* _Instructions for the task_: Scan the lines and state how many carry "Output". Leave out everything but the number.

* _The input_:
- - - -

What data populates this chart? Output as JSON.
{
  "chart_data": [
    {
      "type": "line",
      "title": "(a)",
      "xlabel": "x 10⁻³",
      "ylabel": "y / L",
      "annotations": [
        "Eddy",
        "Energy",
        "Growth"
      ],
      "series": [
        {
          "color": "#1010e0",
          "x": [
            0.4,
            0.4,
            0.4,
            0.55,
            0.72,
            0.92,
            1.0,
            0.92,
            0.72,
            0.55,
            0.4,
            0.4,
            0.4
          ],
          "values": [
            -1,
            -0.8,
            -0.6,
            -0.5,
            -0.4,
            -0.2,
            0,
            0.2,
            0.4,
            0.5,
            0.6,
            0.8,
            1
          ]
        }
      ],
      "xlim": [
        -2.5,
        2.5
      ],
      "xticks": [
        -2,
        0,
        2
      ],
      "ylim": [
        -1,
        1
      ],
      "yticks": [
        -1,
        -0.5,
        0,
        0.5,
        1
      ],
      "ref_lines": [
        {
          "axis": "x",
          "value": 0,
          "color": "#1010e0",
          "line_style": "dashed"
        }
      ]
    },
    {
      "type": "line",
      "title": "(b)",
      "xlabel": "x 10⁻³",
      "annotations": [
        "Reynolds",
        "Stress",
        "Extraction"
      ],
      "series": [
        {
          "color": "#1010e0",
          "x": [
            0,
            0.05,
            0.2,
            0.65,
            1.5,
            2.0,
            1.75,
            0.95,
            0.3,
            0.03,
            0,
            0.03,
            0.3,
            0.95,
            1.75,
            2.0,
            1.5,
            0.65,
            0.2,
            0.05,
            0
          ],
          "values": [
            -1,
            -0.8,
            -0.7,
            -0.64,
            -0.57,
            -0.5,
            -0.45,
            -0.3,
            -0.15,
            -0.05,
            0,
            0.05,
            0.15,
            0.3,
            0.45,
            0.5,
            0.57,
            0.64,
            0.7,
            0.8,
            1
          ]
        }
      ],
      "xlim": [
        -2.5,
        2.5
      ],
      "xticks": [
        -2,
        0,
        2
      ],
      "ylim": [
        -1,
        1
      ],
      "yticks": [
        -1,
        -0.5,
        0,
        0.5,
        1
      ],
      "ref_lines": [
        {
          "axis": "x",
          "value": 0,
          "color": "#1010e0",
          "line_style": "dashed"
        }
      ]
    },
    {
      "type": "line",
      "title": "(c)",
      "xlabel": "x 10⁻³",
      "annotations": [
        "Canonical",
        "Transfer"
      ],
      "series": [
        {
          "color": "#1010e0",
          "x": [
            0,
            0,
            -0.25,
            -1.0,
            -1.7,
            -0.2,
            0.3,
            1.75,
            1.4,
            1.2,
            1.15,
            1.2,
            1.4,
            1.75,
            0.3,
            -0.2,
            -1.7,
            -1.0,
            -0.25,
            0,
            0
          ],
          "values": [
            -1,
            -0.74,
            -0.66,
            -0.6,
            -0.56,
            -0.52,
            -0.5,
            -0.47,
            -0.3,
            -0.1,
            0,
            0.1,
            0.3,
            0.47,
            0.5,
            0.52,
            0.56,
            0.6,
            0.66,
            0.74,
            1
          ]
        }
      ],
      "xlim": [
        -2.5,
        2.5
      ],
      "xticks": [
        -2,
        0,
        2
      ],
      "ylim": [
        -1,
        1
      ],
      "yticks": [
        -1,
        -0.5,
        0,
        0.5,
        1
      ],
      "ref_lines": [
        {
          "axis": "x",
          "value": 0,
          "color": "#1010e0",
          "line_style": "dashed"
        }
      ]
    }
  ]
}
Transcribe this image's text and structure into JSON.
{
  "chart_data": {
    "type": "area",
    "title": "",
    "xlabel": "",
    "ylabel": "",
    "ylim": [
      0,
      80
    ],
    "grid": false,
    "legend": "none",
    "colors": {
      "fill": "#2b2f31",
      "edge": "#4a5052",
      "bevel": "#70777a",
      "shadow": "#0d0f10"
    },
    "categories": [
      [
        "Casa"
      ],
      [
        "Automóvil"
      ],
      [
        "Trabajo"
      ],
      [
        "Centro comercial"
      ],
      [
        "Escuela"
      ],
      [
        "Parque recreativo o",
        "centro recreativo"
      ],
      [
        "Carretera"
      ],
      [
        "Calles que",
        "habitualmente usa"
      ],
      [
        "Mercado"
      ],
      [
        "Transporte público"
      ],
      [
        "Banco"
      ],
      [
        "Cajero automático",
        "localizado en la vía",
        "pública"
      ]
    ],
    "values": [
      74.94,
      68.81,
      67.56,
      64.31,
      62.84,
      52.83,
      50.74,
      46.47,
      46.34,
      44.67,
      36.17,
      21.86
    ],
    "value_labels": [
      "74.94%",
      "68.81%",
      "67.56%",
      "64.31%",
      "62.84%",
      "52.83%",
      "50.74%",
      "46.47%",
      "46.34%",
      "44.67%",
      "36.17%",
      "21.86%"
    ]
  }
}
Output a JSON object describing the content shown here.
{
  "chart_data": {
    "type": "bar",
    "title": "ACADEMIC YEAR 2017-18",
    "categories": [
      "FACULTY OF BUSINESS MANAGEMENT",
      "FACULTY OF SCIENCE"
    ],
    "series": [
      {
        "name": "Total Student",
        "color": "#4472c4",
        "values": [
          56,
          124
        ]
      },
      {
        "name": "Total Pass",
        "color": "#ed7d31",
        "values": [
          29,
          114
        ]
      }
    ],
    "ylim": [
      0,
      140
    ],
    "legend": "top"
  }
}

- - - -

* _Task solution_: 2